▶ [Requirements]: Transcribe the whole listing without a single picture.

▶ [Entries supplied]:
***

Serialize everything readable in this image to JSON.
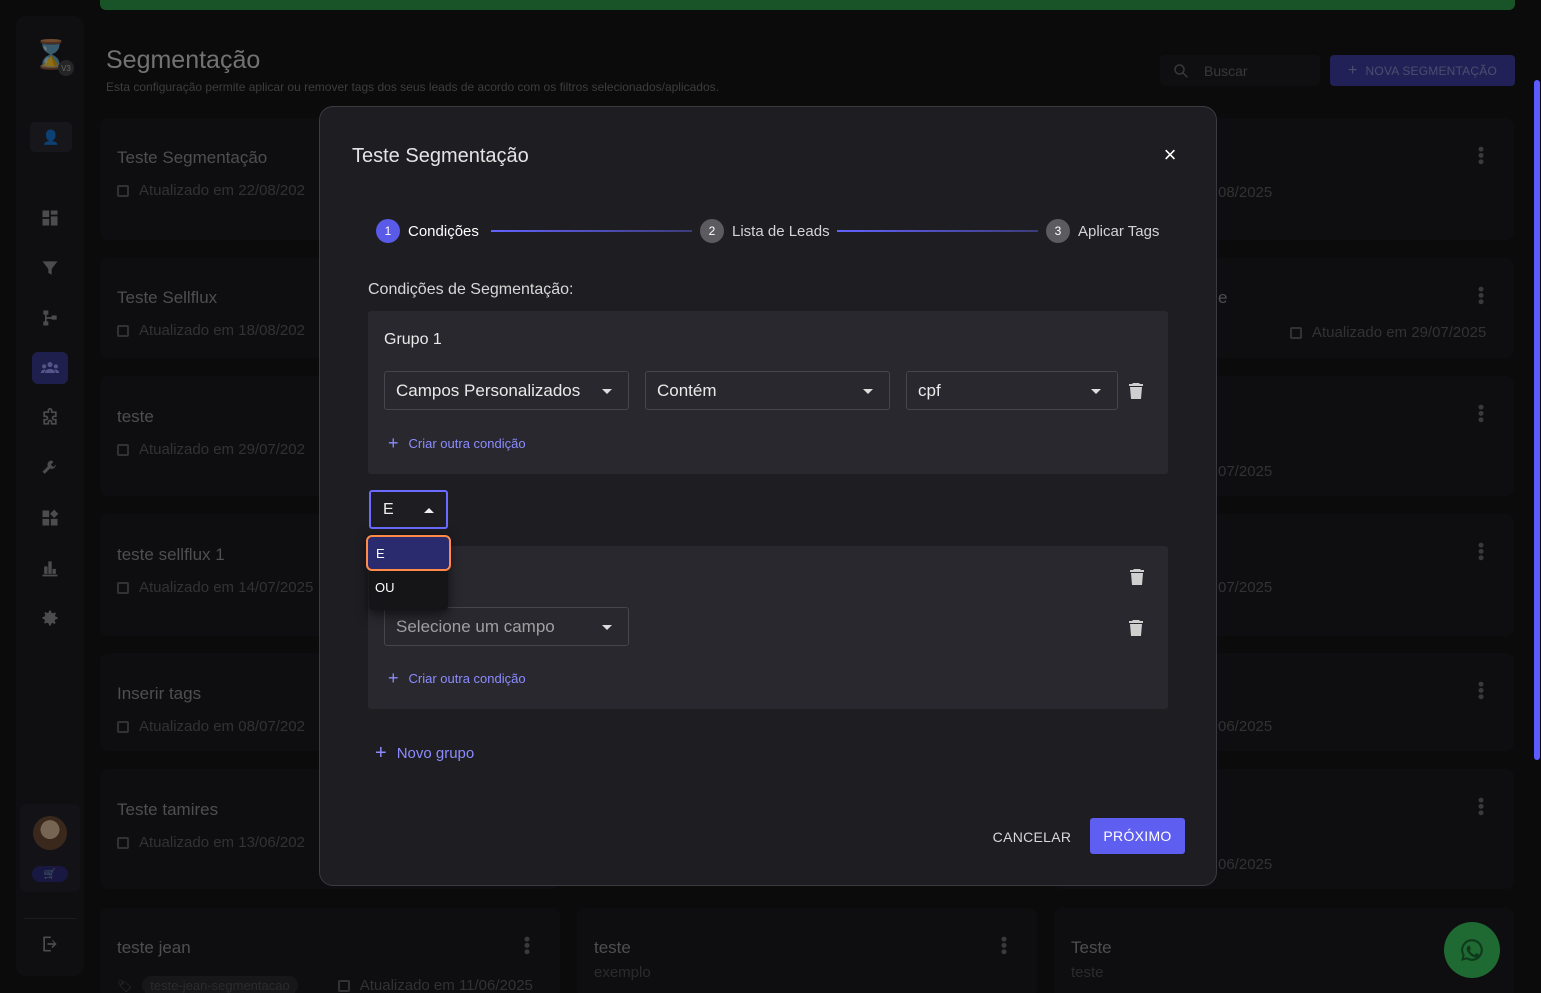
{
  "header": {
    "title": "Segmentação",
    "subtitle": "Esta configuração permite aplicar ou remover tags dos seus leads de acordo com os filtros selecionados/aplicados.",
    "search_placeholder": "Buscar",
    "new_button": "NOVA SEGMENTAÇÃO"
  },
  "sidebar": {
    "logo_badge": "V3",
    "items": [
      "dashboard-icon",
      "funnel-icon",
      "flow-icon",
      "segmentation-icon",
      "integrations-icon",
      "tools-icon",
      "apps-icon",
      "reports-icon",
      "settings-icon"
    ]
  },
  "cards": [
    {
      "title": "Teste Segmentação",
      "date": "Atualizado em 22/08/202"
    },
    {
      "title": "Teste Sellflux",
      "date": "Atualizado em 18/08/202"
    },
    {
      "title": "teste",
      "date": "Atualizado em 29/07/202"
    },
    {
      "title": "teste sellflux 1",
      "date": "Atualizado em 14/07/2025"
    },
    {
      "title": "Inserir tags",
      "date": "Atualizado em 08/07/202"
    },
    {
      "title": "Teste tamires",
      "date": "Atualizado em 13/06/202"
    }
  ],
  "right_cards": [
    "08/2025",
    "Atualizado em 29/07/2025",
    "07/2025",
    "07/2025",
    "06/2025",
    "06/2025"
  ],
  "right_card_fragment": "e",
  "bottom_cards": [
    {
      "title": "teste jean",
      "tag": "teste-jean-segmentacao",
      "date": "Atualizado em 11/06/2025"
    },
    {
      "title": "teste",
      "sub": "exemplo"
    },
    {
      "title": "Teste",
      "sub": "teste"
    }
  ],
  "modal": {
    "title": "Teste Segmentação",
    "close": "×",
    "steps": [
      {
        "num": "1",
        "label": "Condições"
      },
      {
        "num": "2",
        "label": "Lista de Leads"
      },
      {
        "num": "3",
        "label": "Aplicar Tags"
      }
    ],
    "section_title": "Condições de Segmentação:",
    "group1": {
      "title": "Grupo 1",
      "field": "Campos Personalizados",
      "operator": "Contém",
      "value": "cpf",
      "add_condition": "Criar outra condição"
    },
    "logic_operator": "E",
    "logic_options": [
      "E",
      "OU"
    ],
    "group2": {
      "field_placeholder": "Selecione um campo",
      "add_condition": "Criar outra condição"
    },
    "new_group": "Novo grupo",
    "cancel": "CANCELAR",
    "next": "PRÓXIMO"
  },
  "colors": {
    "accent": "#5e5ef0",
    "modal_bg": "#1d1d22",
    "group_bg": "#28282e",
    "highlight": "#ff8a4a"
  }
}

***

▶ [Exercise answer]:
Serialize everything readable in this image to JSON.
{
  "header": {
    "title": "Segmentação",
    "subtitle": "Esta configuração permite aplicar ou remover tags dos seus leads de acordo com os filtros selecionados/aplicados.",
    "search_placeholder": "Buscar",
    "new_button": "NOVA SEGMENTAÇÃO"
  },
  "sidebar": {
    "logo_badge": "V3",
    "items": [
      "dashboard-icon",
      "funnel-icon",
      "flow-icon",
      "segmentation-icon",
      "integrations-icon",
      "tools-icon",
      "apps-icon",
      "reports-icon",
      "settings-icon"
    ]
  },
  "cards": [
    {
      "title": "Teste Segmentação",
      "date": "Atualizado em 22/08/202"
    },
    {
      "title": "Teste Sellflux",
      "date": "Atualizado em 18/08/202"
    },
    {
      "title": "teste",
      "date": "Atualizado em 29/07/202"
    },
    {
      "title": "teste sellflux 1",
      "date": "Atualizado em 14/07/2025"
    },
    {
      "title": "Inserir tags",
      "date": "Atualizado em 08/07/202"
    },
    {
      "title": "Teste tamires",
      "date": "Atualizado em 13/06/202"
    }
  ],
  "right_cards": [
    "08/2025",
    "Atualizado em 29/07/2025",
    "07/2025",
    "07/2025",
    "06/2025",
    "06/2025"
  ],
  "right_card_fragment": "e",
  "bottom_cards": [
    {
      "title": "teste jean",
      "tag": "teste-jean-segmentacao",
      "date": "Atualizado em 11/06/2025"
    },
    {
      "title": "teste",
      "sub": "exemplo"
    },
    {
      "title": "Teste",
      "sub": "teste"
    }
  ],
  "modal": {
    "title": "Teste Segmentação",
    "close": "×",
    "steps": [
      {
        "num": "1",
        "label": "Condições"
      },
      {
        "num": "2",
        "label": "Lista de Leads"
      },
      {
        "num": "3",
        "label": "Aplicar Tags"
      }
    ],
    "section_title": "Condições de Segmentação:",
    "group1": {
      "title": "Grupo 1",
      "field": "Campos Personalizados",
      "operator": "Contém",
      "value": "cpf",
      "add_condition": "Criar outra condição"
    },
    "logic_operator": "E",
    "logic_options": [
      "E",
      "OU"
    ],
    "group2": {
      "field_placeholder": "Selecione um campo",
      "add_condition": "Criar outra condição"
    },
    "new_group": "Novo grupo",
    "cancel": "CANCELAR",
    "next": "PRÓXIMO"
  },
  "colors": {
    "accent": "#5e5ef0",
    "modal_bg": "#1d1d22",
    "group_bg": "#28282e",
    "highlight": "#ff8a4a"
  }
}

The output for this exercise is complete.